● Collected data entries:
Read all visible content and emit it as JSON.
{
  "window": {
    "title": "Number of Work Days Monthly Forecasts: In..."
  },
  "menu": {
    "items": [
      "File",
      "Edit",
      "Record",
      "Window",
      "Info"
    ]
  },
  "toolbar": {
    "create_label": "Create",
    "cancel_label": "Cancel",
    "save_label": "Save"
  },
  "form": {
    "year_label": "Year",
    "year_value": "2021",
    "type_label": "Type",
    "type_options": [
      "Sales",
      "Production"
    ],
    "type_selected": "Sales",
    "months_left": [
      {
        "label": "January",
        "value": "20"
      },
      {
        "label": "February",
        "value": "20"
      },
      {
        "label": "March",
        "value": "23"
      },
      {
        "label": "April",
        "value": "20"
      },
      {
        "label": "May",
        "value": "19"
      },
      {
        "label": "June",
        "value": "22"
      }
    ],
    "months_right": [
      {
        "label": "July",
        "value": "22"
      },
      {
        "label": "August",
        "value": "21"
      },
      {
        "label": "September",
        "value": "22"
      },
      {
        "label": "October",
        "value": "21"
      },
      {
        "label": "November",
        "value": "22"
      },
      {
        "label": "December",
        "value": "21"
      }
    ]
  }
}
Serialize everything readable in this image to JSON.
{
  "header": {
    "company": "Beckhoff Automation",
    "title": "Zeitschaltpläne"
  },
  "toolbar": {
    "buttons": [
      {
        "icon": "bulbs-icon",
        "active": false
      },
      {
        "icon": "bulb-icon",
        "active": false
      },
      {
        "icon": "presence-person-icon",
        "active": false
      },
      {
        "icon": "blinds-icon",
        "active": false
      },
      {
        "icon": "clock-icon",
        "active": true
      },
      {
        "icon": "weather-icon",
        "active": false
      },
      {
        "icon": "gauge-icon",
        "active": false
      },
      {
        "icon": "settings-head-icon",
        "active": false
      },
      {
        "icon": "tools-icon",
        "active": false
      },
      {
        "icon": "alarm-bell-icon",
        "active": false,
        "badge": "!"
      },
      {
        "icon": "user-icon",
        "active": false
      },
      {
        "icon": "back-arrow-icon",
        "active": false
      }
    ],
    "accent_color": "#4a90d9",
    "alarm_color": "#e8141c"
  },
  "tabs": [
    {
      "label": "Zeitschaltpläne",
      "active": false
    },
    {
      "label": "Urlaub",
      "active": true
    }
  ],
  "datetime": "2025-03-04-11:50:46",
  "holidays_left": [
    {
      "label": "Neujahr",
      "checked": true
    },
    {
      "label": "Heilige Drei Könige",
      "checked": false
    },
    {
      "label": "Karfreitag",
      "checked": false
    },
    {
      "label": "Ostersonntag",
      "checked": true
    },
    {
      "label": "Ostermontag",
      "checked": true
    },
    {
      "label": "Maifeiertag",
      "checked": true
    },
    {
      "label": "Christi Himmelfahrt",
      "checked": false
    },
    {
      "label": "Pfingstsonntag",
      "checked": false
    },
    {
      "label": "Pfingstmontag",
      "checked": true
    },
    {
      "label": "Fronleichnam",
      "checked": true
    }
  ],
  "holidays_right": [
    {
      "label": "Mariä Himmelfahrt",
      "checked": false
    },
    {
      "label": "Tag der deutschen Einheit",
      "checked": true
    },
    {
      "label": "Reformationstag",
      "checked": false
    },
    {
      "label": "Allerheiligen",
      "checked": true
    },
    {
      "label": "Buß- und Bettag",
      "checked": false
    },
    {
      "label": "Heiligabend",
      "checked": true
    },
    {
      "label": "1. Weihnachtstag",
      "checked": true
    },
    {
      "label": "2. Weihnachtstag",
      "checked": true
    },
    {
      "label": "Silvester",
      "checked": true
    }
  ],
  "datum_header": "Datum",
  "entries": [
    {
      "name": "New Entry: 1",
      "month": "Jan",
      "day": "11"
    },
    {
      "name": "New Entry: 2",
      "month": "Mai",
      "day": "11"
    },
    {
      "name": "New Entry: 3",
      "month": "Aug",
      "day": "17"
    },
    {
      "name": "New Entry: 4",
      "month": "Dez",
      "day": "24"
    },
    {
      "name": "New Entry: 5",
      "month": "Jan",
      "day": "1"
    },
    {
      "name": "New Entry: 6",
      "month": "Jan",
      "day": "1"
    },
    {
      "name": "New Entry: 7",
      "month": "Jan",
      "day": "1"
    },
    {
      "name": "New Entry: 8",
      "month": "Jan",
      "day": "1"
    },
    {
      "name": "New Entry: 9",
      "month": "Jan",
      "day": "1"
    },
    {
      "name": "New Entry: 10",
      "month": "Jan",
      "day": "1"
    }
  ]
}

● TO DO: Print the material verbatim, all of it.

● EXERCISE ANSWER:
Read all visible content and emit it as JSON.
{
  "window": {
    "title": "Number of Work Days Monthly Forecasts: In..."
  },
  "menu": {
    "items": [
      "File",
      "Edit",
      "Record",
      "Window",
      "Info"
    ]
  },
  "toolbar": {
    "create_label": "Create",
    "cancel_label": "Cancel",
    "save_label": "Save"
  },
  "form": {
    "year_label": "Year",
    "year_value": "2021",
    "type_label": "Type",
    "type_options": [
      "Sales",
      "Production"
    ],
    "type_selected": "Sales",
    "months_left": [
      {
        "label": "January",
        "value": "20"
      },
      {
        "label": "February",
        "value": "20"
      },
      {
        "label": "March",
        "value": "23"
      },
      {
        "label": "April",
        "value": "20"
      },
      {
        "label": "May",
        "value": "19"
      },
      {
        "label": "June",
        "value": "22"
      }
    ],
    "months_right": [
      {
        "label": "July",
        "value": "22"
      },
      {
        "label": "August",
        "value": "21"
      },
      {
        "label": "September",
        "value": "22"
      },
      {
        "label": "October",
        "value": "21"
      },
      {
        "label": "November",
        "value": "22"
      },
      {
        "label": "December",
        "value": "21"
      }
    ]
  }
}
Serialize everything readable in this image to JSON.
{
  "header": {
    "company": "Beckhoff Automation",
    "title": "Zeitschaltpläne"
  },
  "toolbar": {
    "buttons": [
      {
        "icon": "bulbs-icon",
        "active": false
      },
      {
        "icon": "bulb-icon",
        "active": false
      },
      {
        "icon": "presence-person-icon",
        "active": false
      },
      {
        "icon": "blinds-icon",
        "active": false
      },
      {
        "icon": "clock-icon",
        "active": true
      },
      {
        "icon": "weather-icon",
        "active": false
      },
      {
        "icon": "gauge-icon",
        "active": false
      },
      {
        "icon": "settings-head-icon",
        "active": false
      },
      {
        "icon": "tools-icon",
        "active": false
      },
      {
        "icon": "alarm-bell-icon",
        "active": false,
        "badge": "!"
      },
      {
        "icon": "user-icon",
        "active": false
      },
      {
        "icon": "back-arrow-icon",
        "active": false
      }
    ],
    "accent_color": "#4a90d9",
    "alarm_color": "#e8141c"
  },
  "tabs": [
    {
      "label": "Zeitschaltpläne",
      "active": false
    },
    {
      "label": "Urlaub",
      "active": true
    }
  ],
  "datetime": "2025-03-04-11:50:46",
  "holidays_left": [
    {
      "label": "Neujahr",
      "checked": true
    },
    {
      "label": "Heilige Drei Könige",
      "checked": false
    },
    {
      "label": "Karfreitag",
      "checked": false
    },
    {
      "label": "Ostersonntag",
      "checked": true
    },
    {
      "label": "Ostermontag",
      "checked": true
    },
    {
      "label": "Maifeiertag",
      "checked": true
    },
    {
      "label": "Christi Himmelfahrt",
      "checked": false
    },
    {
      "label": "Pfingstsonntag",
      "checked": false
    },
    {
      "label": "Pfingstmontag",
      "checked": true
    },
    {
      "label": "Fronleichnam",
      "checked": true
    }
  ],
  "holidays_right": [
    {
      "label": "Mariä Himmelfahrt",
      "checked": false
    },
    {
      "label": "Tag der deutschen Einheit",
      "checked": true
    },
    {
      "label": "Reformationstag",
      "checked": false
    },
    {
      "label": "Allerheiligen",
      "checked": true
    },
    {
      "label": "Buß- und Bettag",
      "checked": false
    },
    {
      "label": "Heiligabend",
      "checked": true
    },
    {
      "label": "1. Weihnachtstag",
      "checked": true
    },
    {
      "label": "2. Weihnachtstag",
      "checked": true
    },
    {
      "label": "Silvester",
      "checked": true
    }
  ],
  "datum_header": "Datum",
  "entries": [
    {
      "name": "New Entry: 1",
      "month": "Jan",
      "day": "11"
    },
    {
      "name": "New Entry: 2",
      "month": "Mai",
      "day": "11"
    },
    {
      "name": "New Entry: 3",
      "month": "Aug",
      "day": "17"
    },
    {
      "name": "New Entry: 4",
      "month": "Dez",
      "day": "24"
    },
    {
      "name": "New Entry: 5",
      "month": "Jan",
      "day": "1"
    },
    {
      "name": "New Entry: 6",
      "month": "Jan",
      "day": "1"
    },
    {
      "name": "New Entry: 7",
      "month": "Jan",
      "day": "1"
    },
    {
      "name": "New Entry: 8",
      "month": "Jan",
      "day": "1"
    },
    {
      "name": "New Entry: 9",
      "month": "Jan",
      "day": "1"
    },
    {
      "name": "New Entry: 10",
      "month": "Jan",
      "day": "1"
    }
  ]
}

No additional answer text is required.